--- CONSIGNE ---
D'après le texte sur les fouilles de Bet Shemesh, à quelle distance de Jérusalem et dans quelle direction se trouve le site ?

--- TEXTE À LIRE ---
>>>>>

Le Dr. Zvi Lederman et le Prof. Shlomo Bunimovitz du Département d’archéologie de l’Université de Tel-Aviv ont retrouvé une dalle en pierre massive reposant horizontalement sur deux rochers plus petits, dans un temple datant du 12e siècle av. JC, époque à laquelle le peuple d’Israël était en guerre contre les Philistins, sur le site archéologique de Bet Shemesh, à 20 kilomètres à l’ouest de Jérusalem. Selon les chercheurs, cette dalle particulière pourrait rappeler la « grande pierre » biblique sur laquelle les Philistins ont déposé l’Arche d’Alliance qu’ils avaient dérobée aux Israélites.
« Ce serait un cas rare où l’on voit fusionner le récit biblique avec une découverte archéologique », a déclaré le Dr. Lederman qui dirige les fouilles de l’Université de Tel-Aviv sur le site biblique de Bet Shemesh.

<<<<<

--- LISTE DES ITEMS ---
>>>>>

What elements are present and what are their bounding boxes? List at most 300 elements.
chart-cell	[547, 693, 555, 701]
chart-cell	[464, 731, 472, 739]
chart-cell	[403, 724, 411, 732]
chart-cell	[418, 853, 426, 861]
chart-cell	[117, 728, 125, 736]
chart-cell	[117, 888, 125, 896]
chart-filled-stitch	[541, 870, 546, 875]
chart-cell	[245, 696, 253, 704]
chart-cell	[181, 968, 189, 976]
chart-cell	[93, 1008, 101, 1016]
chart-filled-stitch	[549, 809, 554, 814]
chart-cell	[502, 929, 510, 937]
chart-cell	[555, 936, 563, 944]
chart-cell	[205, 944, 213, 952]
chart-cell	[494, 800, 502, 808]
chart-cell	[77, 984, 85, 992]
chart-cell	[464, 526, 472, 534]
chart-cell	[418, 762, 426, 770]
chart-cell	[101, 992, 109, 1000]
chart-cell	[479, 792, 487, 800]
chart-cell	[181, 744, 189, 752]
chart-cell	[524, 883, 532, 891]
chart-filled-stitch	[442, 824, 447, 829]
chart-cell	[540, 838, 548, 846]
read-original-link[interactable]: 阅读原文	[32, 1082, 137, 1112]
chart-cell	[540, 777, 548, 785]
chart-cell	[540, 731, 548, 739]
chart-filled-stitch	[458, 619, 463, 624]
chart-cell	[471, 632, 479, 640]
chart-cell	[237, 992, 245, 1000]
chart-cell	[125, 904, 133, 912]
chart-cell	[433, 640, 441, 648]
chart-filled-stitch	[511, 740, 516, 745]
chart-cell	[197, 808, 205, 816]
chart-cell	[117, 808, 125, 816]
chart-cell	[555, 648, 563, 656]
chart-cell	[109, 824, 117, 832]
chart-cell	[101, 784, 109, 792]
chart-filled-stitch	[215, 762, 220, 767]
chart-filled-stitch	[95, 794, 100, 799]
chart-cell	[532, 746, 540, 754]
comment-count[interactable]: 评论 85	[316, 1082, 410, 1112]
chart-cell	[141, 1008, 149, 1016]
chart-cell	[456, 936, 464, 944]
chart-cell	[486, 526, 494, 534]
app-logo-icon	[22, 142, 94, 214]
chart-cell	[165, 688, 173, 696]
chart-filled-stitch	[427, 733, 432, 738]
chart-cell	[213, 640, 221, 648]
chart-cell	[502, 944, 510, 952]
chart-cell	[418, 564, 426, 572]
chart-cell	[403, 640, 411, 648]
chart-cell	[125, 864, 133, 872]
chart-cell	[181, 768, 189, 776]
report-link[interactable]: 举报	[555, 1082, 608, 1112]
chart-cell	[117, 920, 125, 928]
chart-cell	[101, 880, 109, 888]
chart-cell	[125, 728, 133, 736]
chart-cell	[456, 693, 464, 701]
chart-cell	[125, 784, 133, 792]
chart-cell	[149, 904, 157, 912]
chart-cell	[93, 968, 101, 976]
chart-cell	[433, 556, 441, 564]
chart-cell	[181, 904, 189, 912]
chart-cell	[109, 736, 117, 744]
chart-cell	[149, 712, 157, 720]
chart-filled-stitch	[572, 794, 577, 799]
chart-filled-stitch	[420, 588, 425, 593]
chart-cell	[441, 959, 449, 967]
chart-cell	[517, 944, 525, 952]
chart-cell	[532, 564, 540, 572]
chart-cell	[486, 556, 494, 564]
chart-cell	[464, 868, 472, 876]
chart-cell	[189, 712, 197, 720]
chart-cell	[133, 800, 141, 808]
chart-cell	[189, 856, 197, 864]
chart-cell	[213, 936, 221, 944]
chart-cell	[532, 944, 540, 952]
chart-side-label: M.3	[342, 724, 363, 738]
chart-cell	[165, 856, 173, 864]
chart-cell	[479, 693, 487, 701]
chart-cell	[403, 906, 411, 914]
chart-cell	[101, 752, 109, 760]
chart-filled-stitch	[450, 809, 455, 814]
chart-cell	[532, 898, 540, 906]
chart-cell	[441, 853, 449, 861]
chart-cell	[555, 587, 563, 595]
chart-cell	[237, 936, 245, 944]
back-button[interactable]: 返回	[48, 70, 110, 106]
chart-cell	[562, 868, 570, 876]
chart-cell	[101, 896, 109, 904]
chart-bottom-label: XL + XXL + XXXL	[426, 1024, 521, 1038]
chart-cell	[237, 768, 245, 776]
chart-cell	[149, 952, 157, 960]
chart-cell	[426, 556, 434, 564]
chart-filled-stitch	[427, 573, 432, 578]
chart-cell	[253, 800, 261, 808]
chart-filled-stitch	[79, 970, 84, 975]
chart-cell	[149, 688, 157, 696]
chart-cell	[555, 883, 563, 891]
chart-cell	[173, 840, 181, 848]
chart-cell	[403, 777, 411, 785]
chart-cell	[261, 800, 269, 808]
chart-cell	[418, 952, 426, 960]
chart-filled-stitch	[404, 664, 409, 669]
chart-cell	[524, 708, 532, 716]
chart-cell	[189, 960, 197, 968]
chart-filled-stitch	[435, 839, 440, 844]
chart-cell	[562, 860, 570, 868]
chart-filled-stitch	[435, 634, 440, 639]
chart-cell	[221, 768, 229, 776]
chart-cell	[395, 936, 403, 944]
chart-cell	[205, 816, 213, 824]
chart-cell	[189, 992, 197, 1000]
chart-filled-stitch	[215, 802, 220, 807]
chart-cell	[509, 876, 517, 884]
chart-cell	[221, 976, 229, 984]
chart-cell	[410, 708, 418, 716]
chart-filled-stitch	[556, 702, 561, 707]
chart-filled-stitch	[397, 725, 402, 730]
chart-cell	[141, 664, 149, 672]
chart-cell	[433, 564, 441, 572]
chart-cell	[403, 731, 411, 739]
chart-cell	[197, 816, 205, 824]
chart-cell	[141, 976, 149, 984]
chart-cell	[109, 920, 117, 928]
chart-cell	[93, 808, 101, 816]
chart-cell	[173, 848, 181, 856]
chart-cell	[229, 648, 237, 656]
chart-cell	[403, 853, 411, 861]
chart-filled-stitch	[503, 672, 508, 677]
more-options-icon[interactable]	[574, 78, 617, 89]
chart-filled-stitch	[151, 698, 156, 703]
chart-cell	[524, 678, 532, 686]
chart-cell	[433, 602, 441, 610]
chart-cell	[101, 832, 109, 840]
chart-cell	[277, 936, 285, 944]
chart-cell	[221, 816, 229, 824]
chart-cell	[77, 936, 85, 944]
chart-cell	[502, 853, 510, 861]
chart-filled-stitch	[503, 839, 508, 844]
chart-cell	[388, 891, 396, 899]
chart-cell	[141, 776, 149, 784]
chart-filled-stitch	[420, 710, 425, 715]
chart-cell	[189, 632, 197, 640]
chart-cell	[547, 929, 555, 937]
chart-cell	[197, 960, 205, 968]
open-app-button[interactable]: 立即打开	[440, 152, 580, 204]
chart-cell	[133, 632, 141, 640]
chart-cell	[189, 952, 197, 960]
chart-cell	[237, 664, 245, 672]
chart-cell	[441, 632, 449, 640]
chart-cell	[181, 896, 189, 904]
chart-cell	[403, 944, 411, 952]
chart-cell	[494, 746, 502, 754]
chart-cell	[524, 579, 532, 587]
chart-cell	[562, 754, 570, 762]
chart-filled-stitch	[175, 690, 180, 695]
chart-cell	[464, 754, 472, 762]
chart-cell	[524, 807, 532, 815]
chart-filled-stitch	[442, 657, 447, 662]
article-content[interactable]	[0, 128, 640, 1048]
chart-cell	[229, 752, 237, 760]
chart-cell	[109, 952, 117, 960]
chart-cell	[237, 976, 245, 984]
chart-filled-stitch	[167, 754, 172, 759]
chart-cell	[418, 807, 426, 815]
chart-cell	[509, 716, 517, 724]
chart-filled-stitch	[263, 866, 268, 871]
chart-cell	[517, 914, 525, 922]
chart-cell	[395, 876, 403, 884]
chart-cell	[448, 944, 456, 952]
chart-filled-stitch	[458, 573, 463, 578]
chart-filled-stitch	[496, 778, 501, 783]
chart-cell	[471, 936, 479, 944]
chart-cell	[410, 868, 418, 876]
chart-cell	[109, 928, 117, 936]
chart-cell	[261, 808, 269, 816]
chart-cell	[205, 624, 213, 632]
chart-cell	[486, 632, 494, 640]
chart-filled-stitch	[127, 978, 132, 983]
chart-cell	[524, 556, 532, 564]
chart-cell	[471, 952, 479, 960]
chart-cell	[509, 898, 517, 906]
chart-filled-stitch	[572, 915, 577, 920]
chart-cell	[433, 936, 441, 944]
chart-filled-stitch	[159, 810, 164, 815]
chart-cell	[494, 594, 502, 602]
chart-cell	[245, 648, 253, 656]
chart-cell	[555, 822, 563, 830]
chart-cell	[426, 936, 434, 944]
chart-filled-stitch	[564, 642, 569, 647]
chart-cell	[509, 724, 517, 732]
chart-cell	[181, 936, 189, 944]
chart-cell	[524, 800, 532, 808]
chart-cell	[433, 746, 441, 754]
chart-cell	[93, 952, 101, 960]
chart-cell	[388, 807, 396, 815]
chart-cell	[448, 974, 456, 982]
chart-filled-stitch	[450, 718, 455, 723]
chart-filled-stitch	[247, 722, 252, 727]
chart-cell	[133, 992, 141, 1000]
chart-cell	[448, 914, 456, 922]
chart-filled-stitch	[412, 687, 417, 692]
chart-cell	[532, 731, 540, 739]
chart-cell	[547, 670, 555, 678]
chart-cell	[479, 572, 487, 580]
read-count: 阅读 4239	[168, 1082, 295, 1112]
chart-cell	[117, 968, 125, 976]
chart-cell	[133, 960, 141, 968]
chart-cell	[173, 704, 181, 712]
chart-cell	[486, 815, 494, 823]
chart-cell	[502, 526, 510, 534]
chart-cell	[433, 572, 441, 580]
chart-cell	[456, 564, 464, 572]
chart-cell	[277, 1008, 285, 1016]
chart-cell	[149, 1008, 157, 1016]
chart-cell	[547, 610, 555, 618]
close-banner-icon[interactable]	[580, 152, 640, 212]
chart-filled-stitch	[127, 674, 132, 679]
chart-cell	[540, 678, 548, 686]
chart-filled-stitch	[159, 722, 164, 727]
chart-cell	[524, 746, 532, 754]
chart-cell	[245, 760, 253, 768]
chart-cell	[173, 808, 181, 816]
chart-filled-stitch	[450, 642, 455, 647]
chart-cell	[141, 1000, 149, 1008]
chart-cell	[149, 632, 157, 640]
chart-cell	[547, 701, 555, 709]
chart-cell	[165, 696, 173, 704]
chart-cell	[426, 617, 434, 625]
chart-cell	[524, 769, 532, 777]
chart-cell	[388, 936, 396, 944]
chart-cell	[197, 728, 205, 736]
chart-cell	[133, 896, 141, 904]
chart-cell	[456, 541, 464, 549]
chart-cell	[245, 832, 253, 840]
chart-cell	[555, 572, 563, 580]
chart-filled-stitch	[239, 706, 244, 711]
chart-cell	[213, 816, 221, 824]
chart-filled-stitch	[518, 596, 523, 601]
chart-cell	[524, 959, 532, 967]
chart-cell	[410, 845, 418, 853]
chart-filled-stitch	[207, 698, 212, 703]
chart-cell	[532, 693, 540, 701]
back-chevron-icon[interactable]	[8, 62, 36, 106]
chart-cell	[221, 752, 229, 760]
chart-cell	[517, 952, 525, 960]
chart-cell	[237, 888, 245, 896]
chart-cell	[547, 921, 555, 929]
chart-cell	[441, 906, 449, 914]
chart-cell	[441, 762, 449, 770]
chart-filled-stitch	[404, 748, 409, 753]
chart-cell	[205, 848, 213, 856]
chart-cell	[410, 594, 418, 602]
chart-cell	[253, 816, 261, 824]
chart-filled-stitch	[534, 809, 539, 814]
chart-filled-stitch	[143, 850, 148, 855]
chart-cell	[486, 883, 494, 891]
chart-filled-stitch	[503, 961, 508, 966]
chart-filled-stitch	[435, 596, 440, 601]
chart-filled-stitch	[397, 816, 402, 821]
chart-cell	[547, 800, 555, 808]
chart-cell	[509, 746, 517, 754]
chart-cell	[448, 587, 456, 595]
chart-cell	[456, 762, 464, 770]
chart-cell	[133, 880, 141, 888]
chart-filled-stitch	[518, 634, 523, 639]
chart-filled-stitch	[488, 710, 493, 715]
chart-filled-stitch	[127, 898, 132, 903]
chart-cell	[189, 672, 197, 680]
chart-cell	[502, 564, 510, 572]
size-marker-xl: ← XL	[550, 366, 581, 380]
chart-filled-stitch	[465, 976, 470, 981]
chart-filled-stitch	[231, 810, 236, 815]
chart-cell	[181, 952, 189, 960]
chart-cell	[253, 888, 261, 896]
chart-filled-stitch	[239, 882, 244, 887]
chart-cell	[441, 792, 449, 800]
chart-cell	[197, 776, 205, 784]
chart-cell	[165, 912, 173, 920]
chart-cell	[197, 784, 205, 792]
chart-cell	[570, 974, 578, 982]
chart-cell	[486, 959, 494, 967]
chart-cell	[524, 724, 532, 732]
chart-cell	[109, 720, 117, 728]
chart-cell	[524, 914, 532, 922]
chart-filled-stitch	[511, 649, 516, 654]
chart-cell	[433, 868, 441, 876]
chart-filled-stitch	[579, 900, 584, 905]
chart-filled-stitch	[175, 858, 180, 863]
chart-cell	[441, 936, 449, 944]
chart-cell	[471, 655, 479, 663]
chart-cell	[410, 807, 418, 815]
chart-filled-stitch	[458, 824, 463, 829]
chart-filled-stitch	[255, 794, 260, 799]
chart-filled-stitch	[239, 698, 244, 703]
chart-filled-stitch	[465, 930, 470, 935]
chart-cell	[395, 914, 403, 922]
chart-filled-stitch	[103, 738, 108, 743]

<<<<<

--- RÉPONSE ATTENDUE ---
À 20 kilomètres à l'ouest de Jérusalem.